| TASK BRIEF |
Nothing may be dropped or altered: reproduce all the data.
--- START OF GIVEN DATA ---
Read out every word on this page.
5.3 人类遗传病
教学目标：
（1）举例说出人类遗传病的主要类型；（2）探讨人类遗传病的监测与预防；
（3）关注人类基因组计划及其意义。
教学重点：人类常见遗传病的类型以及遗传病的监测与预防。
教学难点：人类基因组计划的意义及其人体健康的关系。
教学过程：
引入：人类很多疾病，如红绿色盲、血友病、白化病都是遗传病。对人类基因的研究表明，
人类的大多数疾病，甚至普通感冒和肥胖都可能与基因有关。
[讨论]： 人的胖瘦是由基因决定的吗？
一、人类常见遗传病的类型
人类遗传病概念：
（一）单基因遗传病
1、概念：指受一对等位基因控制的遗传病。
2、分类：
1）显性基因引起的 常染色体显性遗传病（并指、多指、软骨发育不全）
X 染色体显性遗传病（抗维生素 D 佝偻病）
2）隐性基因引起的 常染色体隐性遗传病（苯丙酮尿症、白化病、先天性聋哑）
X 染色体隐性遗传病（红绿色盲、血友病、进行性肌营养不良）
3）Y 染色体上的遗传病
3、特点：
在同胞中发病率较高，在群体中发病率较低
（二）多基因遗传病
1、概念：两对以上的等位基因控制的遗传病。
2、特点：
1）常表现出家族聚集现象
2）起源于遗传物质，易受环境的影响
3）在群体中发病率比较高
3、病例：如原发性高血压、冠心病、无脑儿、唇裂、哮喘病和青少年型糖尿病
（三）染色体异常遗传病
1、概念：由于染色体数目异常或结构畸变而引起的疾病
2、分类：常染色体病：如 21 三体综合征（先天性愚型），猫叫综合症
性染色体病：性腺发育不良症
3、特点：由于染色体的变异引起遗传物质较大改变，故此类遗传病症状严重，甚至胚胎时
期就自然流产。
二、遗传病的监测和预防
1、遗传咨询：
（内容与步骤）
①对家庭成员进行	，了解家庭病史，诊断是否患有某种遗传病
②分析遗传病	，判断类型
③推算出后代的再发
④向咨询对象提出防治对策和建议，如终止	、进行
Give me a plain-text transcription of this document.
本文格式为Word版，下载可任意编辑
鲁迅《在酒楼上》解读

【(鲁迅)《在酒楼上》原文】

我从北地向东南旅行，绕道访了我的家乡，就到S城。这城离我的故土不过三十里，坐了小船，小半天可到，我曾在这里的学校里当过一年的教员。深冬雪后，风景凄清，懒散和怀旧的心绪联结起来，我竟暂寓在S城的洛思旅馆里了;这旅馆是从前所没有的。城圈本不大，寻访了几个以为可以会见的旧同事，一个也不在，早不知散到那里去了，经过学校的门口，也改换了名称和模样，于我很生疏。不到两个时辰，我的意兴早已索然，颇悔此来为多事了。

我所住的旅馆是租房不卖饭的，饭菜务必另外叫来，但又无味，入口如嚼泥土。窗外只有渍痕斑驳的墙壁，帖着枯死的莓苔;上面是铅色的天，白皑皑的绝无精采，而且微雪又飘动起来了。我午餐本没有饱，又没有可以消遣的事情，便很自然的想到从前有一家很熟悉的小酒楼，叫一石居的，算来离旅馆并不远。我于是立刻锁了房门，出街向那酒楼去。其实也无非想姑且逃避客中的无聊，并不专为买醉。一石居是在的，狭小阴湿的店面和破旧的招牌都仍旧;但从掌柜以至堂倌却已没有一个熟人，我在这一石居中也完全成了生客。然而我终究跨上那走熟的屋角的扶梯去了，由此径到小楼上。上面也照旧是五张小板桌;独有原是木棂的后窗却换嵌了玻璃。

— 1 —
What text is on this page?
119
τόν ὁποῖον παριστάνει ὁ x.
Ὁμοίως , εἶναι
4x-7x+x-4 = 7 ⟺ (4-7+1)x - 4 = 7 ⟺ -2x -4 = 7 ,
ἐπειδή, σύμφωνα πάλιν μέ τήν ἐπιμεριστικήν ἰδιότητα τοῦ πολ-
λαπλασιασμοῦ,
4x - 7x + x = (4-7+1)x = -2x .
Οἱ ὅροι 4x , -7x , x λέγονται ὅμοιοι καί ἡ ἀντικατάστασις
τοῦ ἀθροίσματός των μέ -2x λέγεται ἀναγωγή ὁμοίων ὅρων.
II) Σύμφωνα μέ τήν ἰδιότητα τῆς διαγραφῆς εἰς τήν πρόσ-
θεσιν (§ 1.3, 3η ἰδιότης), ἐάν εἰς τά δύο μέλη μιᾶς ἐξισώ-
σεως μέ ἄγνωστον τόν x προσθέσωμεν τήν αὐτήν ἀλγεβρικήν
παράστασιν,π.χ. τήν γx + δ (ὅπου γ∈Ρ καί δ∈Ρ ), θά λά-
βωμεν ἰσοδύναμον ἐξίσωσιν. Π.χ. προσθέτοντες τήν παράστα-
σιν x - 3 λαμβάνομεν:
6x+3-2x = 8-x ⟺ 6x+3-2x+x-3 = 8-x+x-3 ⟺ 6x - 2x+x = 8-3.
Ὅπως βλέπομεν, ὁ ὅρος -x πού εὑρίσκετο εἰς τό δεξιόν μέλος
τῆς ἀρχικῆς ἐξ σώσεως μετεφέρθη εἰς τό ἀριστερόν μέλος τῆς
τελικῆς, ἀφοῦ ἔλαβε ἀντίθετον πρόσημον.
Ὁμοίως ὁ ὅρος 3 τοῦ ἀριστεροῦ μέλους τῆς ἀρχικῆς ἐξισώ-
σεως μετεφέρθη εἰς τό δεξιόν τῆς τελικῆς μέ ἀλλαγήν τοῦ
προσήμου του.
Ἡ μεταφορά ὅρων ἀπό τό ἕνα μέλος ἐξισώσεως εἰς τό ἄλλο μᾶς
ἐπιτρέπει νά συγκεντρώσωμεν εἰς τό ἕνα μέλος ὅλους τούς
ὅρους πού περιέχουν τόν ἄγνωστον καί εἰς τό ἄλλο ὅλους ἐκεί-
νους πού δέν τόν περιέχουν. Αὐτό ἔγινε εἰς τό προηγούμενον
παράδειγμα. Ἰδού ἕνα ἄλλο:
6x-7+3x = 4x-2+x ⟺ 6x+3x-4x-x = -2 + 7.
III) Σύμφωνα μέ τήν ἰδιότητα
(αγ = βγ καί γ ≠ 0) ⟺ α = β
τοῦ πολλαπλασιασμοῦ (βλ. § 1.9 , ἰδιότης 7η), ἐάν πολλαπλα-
--- END OF GIVEN DATA ---
| THE OUTPUT |
Read out every word on this page.
5.3 人类遗传病
教学目标：
（1）举例说出人类遗传病的主要类型；（2）探讨人类遗传病的监测与预防；
（3）关注人类基因组计划及其意义。
教学重点：人类常见遗传病的类型以及遗传病的监测与预防。
教学难点：人类基因组计划的意义及其人体健康的关系。
教学过程：
引入：人类很多疾病，如红绿色盲、血友病、白化病都是遗传病。对人类基因的研究表明，
人类的大多数疾病，甚至普通感冒和肥胖都可能与基因有关。
[讨论]： 人的胖瘦是由基因决定的吗？
一、人类常见遗传病的类型
人类遗传病概念：
（一）单基因遗传病
1、概念：指受一对等位基因控制的遗传病。
2、分类：
1）显性基因引起的 常染色体显性遗传病（并指、多指、软骨发育不全）
X 染色体显性遗传病（抗维生素 D 佝偻病）
2）隐性基因引起的 常染色体隐性遗传病（苯丙酮尿症、白化病、先天性聋哑）
X 染色体隐性遗传病（红绿色盲、血友病、进行性肌营养不良）
3）Y 染色体上的遗传病
3、特点：
在同胞中发病率较高，在群体中发病率较低
（二）多基因遗传病
1、概念：两对以上的等位基因控制的遗传病。
2、特点：
1）常表现出家族聚集现象
2）起源于遗传物质，易受环境的影响
3）在群体中发病率比较高
3、病例：如原发性高血压、冠心病、无脑儿、唇裂、哮喘病和青少年型糖尿病
（三）染色体异常遗传病
1、概念：由于染色体数目异常或结构畸变而引起的疾病
2、分类：常染色体病：如 21 三体综合征（先天性愚型），猫叫综合症
性染色体病：性腺发育不良症
3、特点：由于染色体的变异引起遗传物质较大改变，故此类遗传病症状严重，甚至胚胎时
期就自然流产。
二、遗传病的监测和预防
1、遗传咨询：
（内容与步骤）
①对家庭成员进行	，了解家庭病史，诊断是否患有某种遗传病
②分析遗传病	，判断类型
③推算出后代的再发
④向咨询对象提出防治对策和建议，如终止	、进行
Give me a plain-text transcription of this document.
本文格式为Word版，下载可任意编辑
鲁迅《在酒楼上》解读

【(鲁迅)《在酒楼上》原文】

我从北地向东南旅行，绕道访了我的家乡，就到S城。这城离我的故土不过三十里，坐了小船，小半天可到，我曾在这里的学校里当过一年的教员。深冬雪后，风景凄清，懒散和怀旧的心绪联结起来，我竟暂寓在S城的洛思旅馆里了;这旅馆是从前所没有的。城圈本不大，寻访了几个以为可以会见的旧同事，一个也不在，早不知散到那里去了，经过学校的门口，也改换了名称和模样，于我很生疏。不到两个时辰，我的意兴早已索然，颇悔此来为多事了。

我所住的旅馆是租房不卖饭的，饭菜务必另外叫来，但又无味，入口如嚼泥土。窗外只有渍痕斑驳的墙壁，帖着枯死的莓苔;上面是铅色的天，白皑皑的绝无精采，而且微雪又飘动起来了。我午餐本没有饱，又没有可以消遣的事情，便很自然的想到从前有一家很熟悉的小酒楼，叫一石居的，算来离旅馆并不远。我于是立刻锁了房门，出街向那酒楼去。其实也无非想姑且逃避客中的无聊，并不专为买醉。一石居是在的，狭小阴湿的店面和破旧的招牌都仍旧;但从掌柜以至堂倌却已没有一个熟人，我在这一石居中也完全成了生客。然而我终究跨上那走熟的屋角的扶梯去了，由此径到小楼上。上面也照旧是五张小板桌;独有原是木棂的后窗却换嵌了玻璃。

— 1 —
What text is on this page?
119
τόν ὁποῖον παριστάνει ὁ x.
Ὁμοίως , εἶναι
4x-7x+x-4 = 7 ⟺ (4-7+1)x - 4 = 7 ⟺ -2x -4 = 7 ,
ἐπειδή, σύμφωνα πάλιν μέ τήν ἐπιμεριστικήν ἰδιότητα τοῦ πολ-
λαπλασιασμοῦ,
4x - 7x + x = (4-7+1)x = -2x .
Οἱ ὅροι 4x , -7x , x λέγονται ὅμοιοι καί ἡ ἀντικατάστασις
τοῦ ἀθροίσματός των μέ -2x λέγεται ἀναγωγή ὁμοίων ὅρων.
II) Σύμφωνα μέ τήν ἰδιότητα τῆς διαγραφῆς εἰς τήν πρόσ-
θεσιν (§ 1.3, 3η ἰδιότης), ἐάν εἰς τά δύο μέλη μιᾶς ἐξισώ-
σεως μέ ἄγνωστον τόν x προσθέσωμεν τήν αὐτήν ἀλγεβρικήν
παράστασιν,π.χ. τήν γx + δ (ὅπου γ∈Ρ καί δ∈Ρ ), θά λά-
βωμεν ἰσοδύναμον ἐξίσωσιν. Π.χ. προσθέτοντες τήν παράστα-
σιν x - 3 λαμβάνομεν:
6x+3-2x = 8-x ⟺ 6x+3-2x+x-3 = 8-x+x-3 ⟺ 6x - 2x+x = 8-3.
Ὅπως βλέπομεν, ὁ ὅρος -x πού εὑρίσκετο εἰς τό δεξιόν μέλος
τῆς ἀρχικῆς ἐξ σώσεως μετεφέρθη εἰς τό ἀριστερόν μέλος τῆς
τελικῆς, ἀφοῦ ἔλαβε ἀντίθετον πρόσημον.
Ὁμοίως ὁ ὅρος 3 τοῦ ἀριστεροῦ μέλους τῆς ἀρχικῆς ἐξισώ-
σεως μετεφέρθη εἰς τό δεξιόν τῆς τελικῆς μέ ἀλλαγήν τοῦ
προσήμου του.
Ἡ μεταφορά ὅρων ἀπό τό ἕνα μέλος ἐξισώσεως εἰς τό ἄλλο μᾶς
ἐπιτρέπει νά συγκεντρώσωμεν εἰς τό ἕνα μέλος ὅλους τούς
ὅρους πού περιέχουν τόν ἄγνωστον καί εἰς τό ἄλλο ὅλους ἐκεί-
νους πού δέν τόν περιέχουν. Αὐτό ἔγινε εἰς τό προηγούμενον
παράδειγμα. Ἰδού ἕνα ἄλλο:
6x-7+3x = 4x-2+x ⟺ 6x+3x-4x-x = -2 + 7.
III) Σύμφωνα μέ τήν ἰδιότητα
(αγ = βγ καί γ ≠ 0) ⟺ α = β
τοῦ πολλαπλασιασμοῦ (βλ. § 1.9 , ἰδιότης 7η), ἐάν πολλαπλα-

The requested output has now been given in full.